## EXTRACTED TEXT

The Deputy Comptroller of the Navy was a principal member of the Navy Board of the  Royal Navy who was responsible for  chairing the Committee of Correspondence and managing all internal and external communications of the Navy Board from 1793 to 1816 and then again from 1829 to 1832. He was based at the Navy Office.

History
The post of the Deputy Comptroller of the Navy was created in 1793 primarily to relive the Comptroller of the Navy of some of his duties. In 1796 the offices of Clerk of the Acts and the three Comptrollers of Accounts (stores, victualling, treasurers) were abolished following an internal inquiry and audit of the Navy Boards business the Board reconstituted and then placed under the supervision of three Committees, for Correspondence, Accounts and Stores. The deputy comptroller was appointed Chairman of the Committee of Correspondence whose members included the former Clerk of the Acts, the Surveyor of the Navy and the commissioner for the Transport Service. Also in attendance at meetings was the Secretary to the Navy Board. The post was temporarily suspended in 1816, then left vacant until 1829 it then existed until 1832 when the Navy Board was abolished and its functions were merged with the Board of Admiralty's.

## WORK TO BE COMPLETED
In the text on the Deputy Comptroller of the Navy, in what year was the post temporarily suspended?

## DATA SEGMENT
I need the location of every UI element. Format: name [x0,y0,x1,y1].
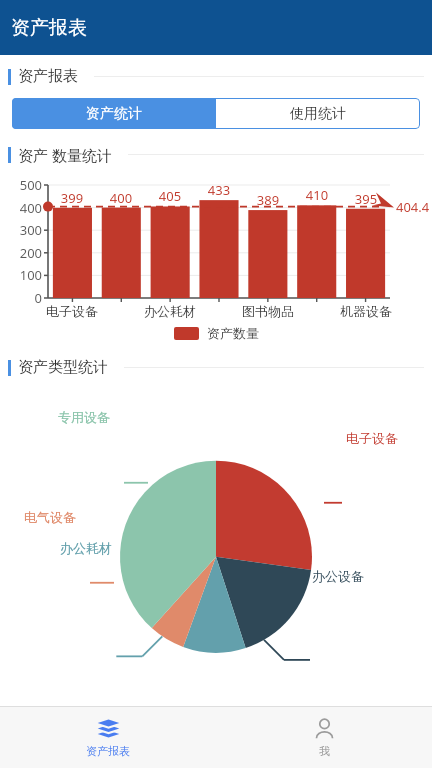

## THE ANSWER
1816